# What the exercise asks
Go through the listing and write out all of it exactly.

# Dataset records
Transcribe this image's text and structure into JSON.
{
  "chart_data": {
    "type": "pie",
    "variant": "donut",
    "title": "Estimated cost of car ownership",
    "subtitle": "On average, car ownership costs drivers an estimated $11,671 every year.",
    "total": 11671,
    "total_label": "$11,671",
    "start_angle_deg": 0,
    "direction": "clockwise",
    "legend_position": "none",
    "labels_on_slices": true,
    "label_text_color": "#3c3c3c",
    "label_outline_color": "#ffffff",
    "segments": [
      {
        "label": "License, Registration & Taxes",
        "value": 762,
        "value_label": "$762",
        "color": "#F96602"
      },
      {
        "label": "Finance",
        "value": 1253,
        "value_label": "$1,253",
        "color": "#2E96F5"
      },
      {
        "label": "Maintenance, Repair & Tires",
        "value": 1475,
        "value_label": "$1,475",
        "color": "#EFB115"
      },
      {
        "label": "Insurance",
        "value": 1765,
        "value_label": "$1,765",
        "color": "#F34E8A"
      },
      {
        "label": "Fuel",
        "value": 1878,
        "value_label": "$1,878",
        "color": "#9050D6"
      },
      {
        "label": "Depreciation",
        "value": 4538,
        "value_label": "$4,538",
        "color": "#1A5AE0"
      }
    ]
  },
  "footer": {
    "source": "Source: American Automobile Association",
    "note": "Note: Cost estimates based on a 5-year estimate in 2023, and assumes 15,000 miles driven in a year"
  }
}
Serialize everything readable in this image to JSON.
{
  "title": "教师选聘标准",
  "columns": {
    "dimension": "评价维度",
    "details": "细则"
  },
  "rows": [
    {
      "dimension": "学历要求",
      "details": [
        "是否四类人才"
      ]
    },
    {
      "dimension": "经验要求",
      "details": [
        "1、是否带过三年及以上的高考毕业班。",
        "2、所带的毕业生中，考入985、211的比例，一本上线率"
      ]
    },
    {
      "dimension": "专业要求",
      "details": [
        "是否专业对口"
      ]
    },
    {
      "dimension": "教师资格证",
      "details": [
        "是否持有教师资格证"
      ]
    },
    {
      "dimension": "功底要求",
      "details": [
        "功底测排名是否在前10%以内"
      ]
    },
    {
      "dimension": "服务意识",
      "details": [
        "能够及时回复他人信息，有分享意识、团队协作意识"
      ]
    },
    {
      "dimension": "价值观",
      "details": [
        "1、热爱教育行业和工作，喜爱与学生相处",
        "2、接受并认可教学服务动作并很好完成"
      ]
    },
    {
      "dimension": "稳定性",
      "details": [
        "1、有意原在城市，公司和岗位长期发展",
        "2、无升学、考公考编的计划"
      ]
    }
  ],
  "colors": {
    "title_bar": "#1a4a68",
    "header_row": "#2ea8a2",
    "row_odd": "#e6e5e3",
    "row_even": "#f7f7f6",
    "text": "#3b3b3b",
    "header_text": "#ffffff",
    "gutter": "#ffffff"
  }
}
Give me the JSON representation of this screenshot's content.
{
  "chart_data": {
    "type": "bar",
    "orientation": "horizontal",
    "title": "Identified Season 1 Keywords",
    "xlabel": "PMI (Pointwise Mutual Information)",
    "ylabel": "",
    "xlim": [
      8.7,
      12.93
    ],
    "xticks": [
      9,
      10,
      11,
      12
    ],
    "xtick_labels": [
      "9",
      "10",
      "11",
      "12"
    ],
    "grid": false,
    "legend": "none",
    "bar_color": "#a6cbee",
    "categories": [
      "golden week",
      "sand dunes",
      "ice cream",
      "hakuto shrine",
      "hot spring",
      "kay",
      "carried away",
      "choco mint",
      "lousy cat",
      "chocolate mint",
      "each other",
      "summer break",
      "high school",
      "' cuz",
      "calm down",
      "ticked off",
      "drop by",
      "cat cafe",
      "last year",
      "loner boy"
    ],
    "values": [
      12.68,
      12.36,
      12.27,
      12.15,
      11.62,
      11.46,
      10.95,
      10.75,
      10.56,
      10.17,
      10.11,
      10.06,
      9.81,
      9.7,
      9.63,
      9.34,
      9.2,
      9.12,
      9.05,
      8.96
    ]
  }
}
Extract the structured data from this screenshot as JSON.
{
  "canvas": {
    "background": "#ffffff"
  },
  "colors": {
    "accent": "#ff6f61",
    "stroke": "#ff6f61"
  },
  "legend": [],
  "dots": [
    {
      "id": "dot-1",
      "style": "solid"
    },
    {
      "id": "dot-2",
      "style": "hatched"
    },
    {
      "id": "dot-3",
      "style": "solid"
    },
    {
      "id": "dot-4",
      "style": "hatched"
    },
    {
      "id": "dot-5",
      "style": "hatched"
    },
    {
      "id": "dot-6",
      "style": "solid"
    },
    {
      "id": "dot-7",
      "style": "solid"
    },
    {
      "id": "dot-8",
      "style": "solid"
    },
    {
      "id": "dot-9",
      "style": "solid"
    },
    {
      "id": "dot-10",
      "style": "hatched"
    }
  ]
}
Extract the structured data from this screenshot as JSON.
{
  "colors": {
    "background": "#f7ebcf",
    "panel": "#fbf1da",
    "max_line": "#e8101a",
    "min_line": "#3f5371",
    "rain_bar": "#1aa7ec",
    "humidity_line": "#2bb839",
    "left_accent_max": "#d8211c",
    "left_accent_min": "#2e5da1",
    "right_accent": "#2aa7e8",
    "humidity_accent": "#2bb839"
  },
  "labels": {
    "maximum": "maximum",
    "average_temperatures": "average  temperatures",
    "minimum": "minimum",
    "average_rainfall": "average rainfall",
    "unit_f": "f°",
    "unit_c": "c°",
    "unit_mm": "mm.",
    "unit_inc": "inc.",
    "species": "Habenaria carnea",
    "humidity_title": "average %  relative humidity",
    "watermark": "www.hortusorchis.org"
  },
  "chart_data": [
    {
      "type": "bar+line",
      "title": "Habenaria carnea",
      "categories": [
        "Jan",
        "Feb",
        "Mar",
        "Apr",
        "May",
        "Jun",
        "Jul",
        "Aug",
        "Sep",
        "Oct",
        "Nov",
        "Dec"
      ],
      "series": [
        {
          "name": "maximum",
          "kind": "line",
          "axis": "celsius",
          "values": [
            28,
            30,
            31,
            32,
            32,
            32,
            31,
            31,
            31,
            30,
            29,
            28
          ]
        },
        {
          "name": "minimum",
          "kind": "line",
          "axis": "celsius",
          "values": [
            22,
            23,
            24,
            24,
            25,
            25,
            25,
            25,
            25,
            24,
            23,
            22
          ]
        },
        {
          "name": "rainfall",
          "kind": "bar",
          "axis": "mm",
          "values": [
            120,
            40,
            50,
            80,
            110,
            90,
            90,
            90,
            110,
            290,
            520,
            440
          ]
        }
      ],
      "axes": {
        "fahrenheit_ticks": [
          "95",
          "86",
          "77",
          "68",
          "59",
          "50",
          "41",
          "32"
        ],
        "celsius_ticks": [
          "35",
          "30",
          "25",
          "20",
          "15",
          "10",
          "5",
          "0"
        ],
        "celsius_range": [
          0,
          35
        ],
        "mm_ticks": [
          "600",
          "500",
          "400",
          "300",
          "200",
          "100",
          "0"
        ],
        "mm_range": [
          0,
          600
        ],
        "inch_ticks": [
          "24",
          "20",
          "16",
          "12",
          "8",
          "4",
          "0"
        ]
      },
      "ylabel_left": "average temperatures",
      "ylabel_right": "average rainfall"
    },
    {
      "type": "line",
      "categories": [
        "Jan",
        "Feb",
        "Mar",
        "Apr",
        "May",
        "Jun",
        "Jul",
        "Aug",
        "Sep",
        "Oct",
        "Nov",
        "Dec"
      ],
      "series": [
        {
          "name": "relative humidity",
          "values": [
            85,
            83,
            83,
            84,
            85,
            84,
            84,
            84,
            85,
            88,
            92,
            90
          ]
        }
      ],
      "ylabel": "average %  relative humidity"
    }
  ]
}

# Exercise output
Transcribe this image's text and structure into JSON.
{
  "chart_data": {
    "type": "pie",
    "variant": "donut",
    "title": "Estimated cost of car ownership",
    "subtitle": "On average, car ownership costs drivers an estimated $11,671 every year.",
    "total": 11671,
    "total_label": "$11,671",
    "start_angle_deg": 0,
    "direction": "clockwise",
    "legend_position": "none",
    "labels_on_slices": true,
    "label_text_color": "#3c3c3c",
    "label_outline_color": "#ffffff",
    "segments": [
      {
        "label": "License, Registration & Taxes",
        "value": 762,
        "value_label": "$762",
        "color": "#F96602"
      },
      {
        "label": "Finance",
        "value": 1253,
        "value_label": "$1,253",
        "color": "#2E96F5"
      },
      {
        "label": "Maintenance, Repair & Tires",
        "value": 1475,
        "value_label": "$1,475",
        "color": "#EFB115"
      },
      {
        "label": "Insurance",
        "value": 1765,
        "value_label": "$1,765",
        "color": "#F34E8A"
      },
      {
        "label": "Fuel",
        "value": 1878,
        "value_label": "$1,878",
        "color": "#9050D6"
      },
      {
        "label": "Depreciation",
        "value": 4538,
        "value_label": "$4,538",
        "color": "#1A5AE0"
      }
    ]
  },
  "footer": {
    "source": "Source: American Automobile Association",
    "note": "Note: Cost estimates based on a 5-year estimate in 2023, and assumes 15,000 miles driven in a year"
  }
}
Serialize everything readable in this image to JSON.
{
  "title": "教师选聘标准",
  "columns": {
    "dimension": "评价维度",
    "details": "细则"
  },
  "rows": [
    {
      "dimension": "学历要求",
      "details": [
        "是否四类人才"
      ]
    },
    {
      "dimension": "经验要求",
      "details": [
        "1、是否带过三年及以上的高考毕业班。",
        "2、所带的毕业生中，考入985、211的比例，一本上线率"
      ]
    },
    {
      "dimension": "专业要求",
      "details": [
        "是否专业对口"
      ]
    },
    {
      "dimension": "教师资格证",
      "details": [
        "是否持有教师资格证"
      ]
    },
    {
      "dimension": "功底要求",
      "details": [
        "功底测排名是否在前10%以内"
      ]
    },
    {
      "dimension": "服务意识",
      "details": [
        "能够及时回复他人信息，有分享意识、团队协作意识"
      ]
    },
    {
      "dimension": "价值观",
      "details": [
        "1、热爱教育行业和工作，喜爱与学生相处",
        "2、接受并认可教学服务动作并很好完成"
      ]
    },
    {
      "dimension": "稳定性",
      "details": [
        "1、有意原在城市，公司和岗位长期发展",
        "2、无升学、考公考编的计划"
      ]
    }
  ],
  "colors": {
    "title_bar": "#1a4a68",
    "header_row": "#2ea8a2",
    "row_odd": "#e6e5e3",
    "row_even": "#f7f7f6",
    "text": "#3b3b3b",
    "header_text": "#ffffff",
    "gutter": "#ffffff"
  }
}
Give me the JSON representation of this screenshot's content.
{
  "chart_data": {
    "type": "bar",
    "orientation": "horizontal",
    "title": "Identified Season 1 Keywords",
    "xlabel": "PMI (Pointwise Mutual Information)",
    "ylabel": "",
    "xlim": [
      8.7,
      12.93
    ],
    "xticks": [
      9,
      10,
      11,
      12
    ],
    "xtick_labels": [
      "9",
      "10",
      "11",
      "12"
    ],
    "grid": false,
    "legend": "none",
    "bar_color": "#a6cbee",
    "categories": [
      "golden week",
      "sand dunes",
      "ice cream",
      "hakuto shrine",
      "hot spring",
      "kay",
      "carried away",
      "choco mint",
      "lousy cat",
      "chocolate mint",
      "each other",
      "summer break",
      "high school",
      "' cuz",
      "calm down",
      "ticked off",
      "drop by",
      "cat cafe",
      "last year",
      "loner boy"
    ],
    "values": [
      12.68,
      12.36,
      12.27,
      12.15,
      11.62,
      11.46,
      10.95,
      10.75,
      10.56,
      10.17,
      10.11,
      10.06,
      9.81,
      9.7,
      9.63,
      9.34,
      9.2,
      9.12,
      9.05,
      8.96
    ]
  }
}
Extract the structured data from this screenshot as JSON.
{
  "canvas": {
    "background": "#ffffff"
  },
  "colors": {
    "accent": "#ff6f61",
    "stroke": "#ff6f61"
  },
  "legend": [],
  "dots": [
    {
      "id": "dot-1",
      "style": "solid"
    },
    {
      "id": "dot-2",
      "style": "hatched"
    },
    {
      "id": "dot-3",
      "style": "solid"
    },
    {
      "id": "dot-4",
      "style": "hatched"
    },
    {
      "id": "dot-5",
      "style": "hatched"
    },
    {
      "id": "dot-6",
      "style": "solid"
    },
    {
      "id": "dot-7",
      "style": "solid"
    },
    {
      "id": "dot-8",
      "style": "solid"
    },
    {
      "id": "dot-9",
      "style": "solid"
    },
    {
      "id": "dot-10",
      "style": "hatched"
    }
  ]
}
Extract the structured data from this screenshot as JSON.
{
  "colors": {
    "background": "#f7ebcf",
    "panel": "#fbf1da",
    "max_line": "#e8101a",
    "min_line": "#3f5371",
    "rain_bar": "#1aa7ec",
    "humidity_line": "#2bb839",
    "left_accent_max": "#d8211c",
    "left_accent_min": "#2e5da1",
    "right_accent": "#2aa7e8",
    "humidity_accent": "#2bb839"
  },
  "labels": {
    "maximum": "maximum",
    "average_temperatures": "average  temperatures",
    "minimum": "minimum",
    "average_rainfall": "average rainfall",
    "unit_f": "f°",
    "unit_c": "c°",
    "unit_mm": "mm.",
    "unit_inc": "inc.",
    "species": "Habenaria carnea",
    "humidity_title": "average %  relative humidity",
    "watermark": "www.hortusorchis.org"
  },
  "chart_data": [
    {
      "type": "bar+line",
      "title": "Habenaria carnea",
      "categories": [
        "Jan",
        "Feb",
        "Mar",
        "Apr",
        "May",
        "Jun",
        "Jul",
        "Aug",
        "Sep",
        "Oct",
        "Nov",
        "Dec"
      ],
      "series": [
        {
          "name": "maximum",
          "kind": "line",
          "axis": "celsius",
          "values": [
            28,
            30,
            31,
            32,
            32,
            32,
            31,
            31,
            31,
            30,
            29,
            28
          ]
        },
        {
          "name": "minimum",
          "kind": "line",
          "axis": "celsius",
          "values": [
            22,
            23,
            24,
            24,
            25,
            25,
            25,
            25,
            25,
            24,
            23,
            22
          ]
        },
        {
          "name": "rainfall",
          "kind": "bar",
          "axis": "mm",
          "values": [
            120,
            40,
            50,
            80,
            110,
            90,
            90,
            90,
            110,
            290,
            520,
            440
          ]
        }
      ],
      "axes": {
        "fahrenheit_ticks": [
          "95",
          "86",
          "77",
          "68",
          "59",
          "50",
          "41",
          "32"
        ],
        "celsius_ticks": [
          "35",
          "30",
          "25",
          "20",
          "15",
          "10",
          "5",
          "0"
        ],
        "celsius_range": [
          0,
          35
        ],
        "mm_ticks": [
          "600",
          "500",
          "400",
          "300",
          "200",
          "100",
          "0"
        ],
        "mm_range": [
          0,
          600
        ],
        "inch_ticks": [
          "24",
          "20",
          "16",
          "12",
          "8",
          "4",
          "0"
        ]
      },
      "ylabel_left": "average temperatures",
      "ylabel_right": "average rainfall"
    },
    {
      "type": "line",
      "categories": [
        "Jan",
        "Feb",
        "Mar",
        "Apr",
        "May",
        "Jun",
        "Jul",
        "Aug",
        "Sep",
        "Oct",
        "Nov",
        "Dec"
      ],
      "series": [
        {
          "name": "relative humidity",
          "values": [
            85,
            83,
            83,
            84,
            85,
            84,
            84,
            84,
            85,
            88,
            92,
            90
          ]
        }
      ],
      "ylabel": "average %  relative humidity"
    }
  ]
}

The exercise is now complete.